◆ Goal of the exercise ◆
In the NumPy thread, how much memory does one answer say its itertools approach would need for two arrays of 100,000 elements each?

── Extract provided ──

NIce. I was just writing a nearly identical answer!
BTW: and doesn't work between bool arrays. You'll need to use &.
@DilithiumMatrix That´s just what I needed, it is much faster for huge matrix. However the reason of doing it one by one using a for-loop was to create 3 vector one with the result other with i and other with k and then create a coo-matrix, since most of the elements are zero. Now I have a dense matrix. Any ideas to create a coo_matrix and not write thousands of elements with value zero? Thanks.
@FernandoBastosGarcía hmm, interesting, honestly I've never used sparse matrices :/ but I've added an edit with what I assume should work... Let me know!
I think you should post a separate sparse matrix question.
0

This is the same answer as DilithiumMatrix, but using logical functions that numpy accepts to generate the masks.

import numpy as np
def delta(r, dr):
    res = np.zeros(r.shape)
    mask1 = (r >= 0.5*dr) & (r <= 1.5*dr)
    res[mask1] = \
        (5-3*np.abs(r[mask1])/dr \
        - np.sqrt(-3*(1-np.abs(r[mask1])/dr)**2+1)) \
         /(6*dr)
    mask2 = np.logical_not(mask1) & (r <= 0.5*dr)
    res[mask2] = (1+np.sqrt(-3*(r[mask2]/dr)**2+1))/(3*dr)
    return res

1 Comment

please check the comment I write in DilithiumMatrix answer. Thanks
-1

Assuming your two arrays (a and b) are not enormous, you could do something like this:

import itertools
a = numpy.array([1,2,3])
b = numpy.array([4,5,6])
c = numpy.sum(list(itertools.product(a, b), 1)
def func(x, y):
    return x*y
numpy.vectorize(func)(c, 10)

Note that with large arrays, this simply won't work - you'll have n**2 elements in c, which means that even for smallish-seeming pairs of arrays, you'll use enormous amounts of memory. For 2 arrays with 100,000 elements each, total memory required will be in the range of 74 GB.

1 Comment

You don't need the itertools.product to implement a vectorized product. Also, your func doesn't implement the OP's function.

───
── Recorded data ──

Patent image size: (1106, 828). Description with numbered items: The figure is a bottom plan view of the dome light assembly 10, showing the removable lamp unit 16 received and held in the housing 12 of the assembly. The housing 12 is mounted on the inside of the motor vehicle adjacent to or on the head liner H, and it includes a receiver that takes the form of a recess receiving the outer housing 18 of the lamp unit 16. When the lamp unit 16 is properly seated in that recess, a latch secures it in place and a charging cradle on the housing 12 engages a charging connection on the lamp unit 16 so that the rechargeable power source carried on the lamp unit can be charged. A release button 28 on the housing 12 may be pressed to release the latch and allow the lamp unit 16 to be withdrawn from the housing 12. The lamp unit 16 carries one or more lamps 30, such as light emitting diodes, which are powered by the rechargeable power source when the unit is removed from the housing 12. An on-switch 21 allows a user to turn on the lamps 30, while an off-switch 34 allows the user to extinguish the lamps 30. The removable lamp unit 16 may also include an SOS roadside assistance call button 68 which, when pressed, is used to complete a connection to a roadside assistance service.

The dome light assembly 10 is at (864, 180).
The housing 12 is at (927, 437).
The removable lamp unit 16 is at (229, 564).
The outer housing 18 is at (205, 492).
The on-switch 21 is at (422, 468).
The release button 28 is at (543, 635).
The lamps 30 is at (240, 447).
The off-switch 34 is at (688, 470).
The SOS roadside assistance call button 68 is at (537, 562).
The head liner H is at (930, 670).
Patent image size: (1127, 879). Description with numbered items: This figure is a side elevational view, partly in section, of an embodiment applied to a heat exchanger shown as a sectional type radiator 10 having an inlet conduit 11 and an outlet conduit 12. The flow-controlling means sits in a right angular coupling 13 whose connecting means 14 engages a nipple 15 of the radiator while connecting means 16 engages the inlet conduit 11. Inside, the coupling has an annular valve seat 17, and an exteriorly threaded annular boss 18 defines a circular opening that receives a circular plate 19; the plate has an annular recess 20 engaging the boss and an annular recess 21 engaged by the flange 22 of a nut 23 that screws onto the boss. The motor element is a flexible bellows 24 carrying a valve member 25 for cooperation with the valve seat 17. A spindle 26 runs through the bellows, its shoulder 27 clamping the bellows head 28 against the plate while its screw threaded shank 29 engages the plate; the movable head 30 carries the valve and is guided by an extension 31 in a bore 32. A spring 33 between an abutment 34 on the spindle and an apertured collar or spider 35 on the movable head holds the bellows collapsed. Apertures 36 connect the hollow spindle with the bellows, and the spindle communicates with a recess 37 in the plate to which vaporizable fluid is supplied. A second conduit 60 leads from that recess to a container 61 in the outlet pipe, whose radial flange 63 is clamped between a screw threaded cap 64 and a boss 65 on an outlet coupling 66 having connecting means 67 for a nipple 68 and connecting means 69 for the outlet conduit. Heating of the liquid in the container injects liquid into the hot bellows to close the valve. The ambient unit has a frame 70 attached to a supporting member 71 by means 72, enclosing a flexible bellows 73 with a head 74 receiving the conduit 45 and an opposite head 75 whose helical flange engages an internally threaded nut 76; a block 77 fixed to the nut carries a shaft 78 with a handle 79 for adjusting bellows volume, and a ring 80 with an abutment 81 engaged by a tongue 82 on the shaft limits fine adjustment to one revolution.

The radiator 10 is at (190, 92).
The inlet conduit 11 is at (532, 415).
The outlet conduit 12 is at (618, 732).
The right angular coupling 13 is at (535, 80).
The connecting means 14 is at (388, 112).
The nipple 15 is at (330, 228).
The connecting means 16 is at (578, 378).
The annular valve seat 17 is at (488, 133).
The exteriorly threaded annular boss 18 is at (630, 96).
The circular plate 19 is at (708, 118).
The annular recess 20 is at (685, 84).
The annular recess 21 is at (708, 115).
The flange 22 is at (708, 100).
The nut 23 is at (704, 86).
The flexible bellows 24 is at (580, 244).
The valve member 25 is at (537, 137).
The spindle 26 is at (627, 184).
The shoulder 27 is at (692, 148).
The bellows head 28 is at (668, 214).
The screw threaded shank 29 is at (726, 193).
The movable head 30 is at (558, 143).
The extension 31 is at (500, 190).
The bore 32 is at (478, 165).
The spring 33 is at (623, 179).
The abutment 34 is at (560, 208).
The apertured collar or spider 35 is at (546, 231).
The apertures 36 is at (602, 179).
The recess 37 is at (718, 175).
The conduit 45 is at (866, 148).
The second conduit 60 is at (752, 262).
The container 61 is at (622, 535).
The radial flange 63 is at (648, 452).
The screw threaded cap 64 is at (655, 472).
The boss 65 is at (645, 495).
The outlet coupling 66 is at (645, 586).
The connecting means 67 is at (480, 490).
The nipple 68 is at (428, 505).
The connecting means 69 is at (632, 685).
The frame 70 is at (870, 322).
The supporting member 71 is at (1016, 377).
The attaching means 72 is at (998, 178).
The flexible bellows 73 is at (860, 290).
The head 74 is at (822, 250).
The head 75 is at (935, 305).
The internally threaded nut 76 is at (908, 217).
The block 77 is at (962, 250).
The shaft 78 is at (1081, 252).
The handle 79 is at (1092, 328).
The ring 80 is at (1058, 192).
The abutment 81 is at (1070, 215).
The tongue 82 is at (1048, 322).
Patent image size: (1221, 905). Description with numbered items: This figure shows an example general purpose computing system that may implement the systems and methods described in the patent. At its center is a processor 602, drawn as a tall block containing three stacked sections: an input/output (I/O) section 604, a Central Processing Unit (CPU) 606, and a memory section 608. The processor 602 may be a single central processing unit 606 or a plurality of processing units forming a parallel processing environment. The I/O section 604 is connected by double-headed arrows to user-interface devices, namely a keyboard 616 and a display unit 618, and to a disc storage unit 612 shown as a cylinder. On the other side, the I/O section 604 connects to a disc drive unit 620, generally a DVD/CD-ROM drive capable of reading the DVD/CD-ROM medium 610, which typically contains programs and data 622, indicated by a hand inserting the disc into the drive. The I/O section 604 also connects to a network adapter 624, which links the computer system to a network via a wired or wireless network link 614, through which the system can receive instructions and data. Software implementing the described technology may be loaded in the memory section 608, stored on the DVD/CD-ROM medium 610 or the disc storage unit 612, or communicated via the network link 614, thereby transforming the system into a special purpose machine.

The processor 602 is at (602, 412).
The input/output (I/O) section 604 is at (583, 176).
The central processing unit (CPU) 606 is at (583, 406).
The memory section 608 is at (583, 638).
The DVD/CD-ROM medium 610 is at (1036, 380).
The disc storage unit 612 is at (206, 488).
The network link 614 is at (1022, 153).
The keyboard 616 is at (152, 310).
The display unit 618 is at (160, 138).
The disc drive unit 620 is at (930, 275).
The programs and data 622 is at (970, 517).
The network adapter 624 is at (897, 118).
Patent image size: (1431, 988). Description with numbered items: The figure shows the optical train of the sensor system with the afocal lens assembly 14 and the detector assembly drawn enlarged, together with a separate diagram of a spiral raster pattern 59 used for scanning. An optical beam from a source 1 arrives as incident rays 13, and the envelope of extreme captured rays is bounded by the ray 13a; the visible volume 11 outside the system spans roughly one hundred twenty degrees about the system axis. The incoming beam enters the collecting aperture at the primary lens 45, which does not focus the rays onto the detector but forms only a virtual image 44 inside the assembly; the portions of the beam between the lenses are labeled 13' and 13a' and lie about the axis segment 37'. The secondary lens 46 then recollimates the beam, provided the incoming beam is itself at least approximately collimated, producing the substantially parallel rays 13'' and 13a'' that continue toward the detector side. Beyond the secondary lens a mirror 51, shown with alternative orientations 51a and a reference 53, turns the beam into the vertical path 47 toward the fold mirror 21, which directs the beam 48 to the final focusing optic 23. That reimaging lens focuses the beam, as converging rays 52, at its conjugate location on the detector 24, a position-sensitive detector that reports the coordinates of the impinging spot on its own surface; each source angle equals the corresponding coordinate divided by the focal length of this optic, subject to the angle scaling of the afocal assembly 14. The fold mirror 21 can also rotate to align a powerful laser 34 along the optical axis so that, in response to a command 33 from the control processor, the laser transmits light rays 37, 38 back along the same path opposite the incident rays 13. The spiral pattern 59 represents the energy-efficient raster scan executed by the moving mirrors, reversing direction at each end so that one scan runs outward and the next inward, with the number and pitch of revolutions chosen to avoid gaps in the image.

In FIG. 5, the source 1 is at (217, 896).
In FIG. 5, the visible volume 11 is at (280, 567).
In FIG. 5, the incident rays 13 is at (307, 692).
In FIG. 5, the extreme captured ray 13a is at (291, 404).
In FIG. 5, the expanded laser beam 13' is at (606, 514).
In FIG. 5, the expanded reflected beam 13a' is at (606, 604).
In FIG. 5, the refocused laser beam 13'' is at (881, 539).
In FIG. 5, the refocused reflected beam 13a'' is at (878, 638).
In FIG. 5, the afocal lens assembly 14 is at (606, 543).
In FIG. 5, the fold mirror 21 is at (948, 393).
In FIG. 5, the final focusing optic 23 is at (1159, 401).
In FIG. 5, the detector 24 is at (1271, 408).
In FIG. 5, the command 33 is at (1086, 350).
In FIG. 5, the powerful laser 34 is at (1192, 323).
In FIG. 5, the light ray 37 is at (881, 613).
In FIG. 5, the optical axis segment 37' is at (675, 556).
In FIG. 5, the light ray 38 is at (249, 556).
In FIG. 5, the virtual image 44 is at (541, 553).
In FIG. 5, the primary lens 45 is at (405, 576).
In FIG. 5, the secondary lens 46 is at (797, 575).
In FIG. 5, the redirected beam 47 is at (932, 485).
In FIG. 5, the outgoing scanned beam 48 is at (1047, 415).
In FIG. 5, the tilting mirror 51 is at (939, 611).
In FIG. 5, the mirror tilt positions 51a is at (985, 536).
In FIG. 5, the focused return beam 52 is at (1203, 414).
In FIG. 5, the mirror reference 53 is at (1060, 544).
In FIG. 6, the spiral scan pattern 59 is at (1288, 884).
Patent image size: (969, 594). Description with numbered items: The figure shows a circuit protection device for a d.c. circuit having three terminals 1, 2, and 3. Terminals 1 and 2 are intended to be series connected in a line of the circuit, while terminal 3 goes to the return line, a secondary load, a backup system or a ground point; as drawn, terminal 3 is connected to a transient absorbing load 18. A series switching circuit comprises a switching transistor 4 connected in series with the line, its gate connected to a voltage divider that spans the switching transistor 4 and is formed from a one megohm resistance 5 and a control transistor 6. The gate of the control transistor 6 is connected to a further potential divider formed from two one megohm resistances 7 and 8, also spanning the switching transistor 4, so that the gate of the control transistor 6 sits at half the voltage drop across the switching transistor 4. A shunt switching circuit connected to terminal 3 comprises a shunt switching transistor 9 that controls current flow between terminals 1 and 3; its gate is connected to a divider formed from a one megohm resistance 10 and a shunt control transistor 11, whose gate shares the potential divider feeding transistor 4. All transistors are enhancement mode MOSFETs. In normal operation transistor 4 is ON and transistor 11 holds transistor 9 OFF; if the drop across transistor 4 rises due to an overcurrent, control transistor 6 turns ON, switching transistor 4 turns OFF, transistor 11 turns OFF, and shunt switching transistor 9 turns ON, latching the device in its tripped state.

───

◆ Task result ◆
In the range of 74 GB.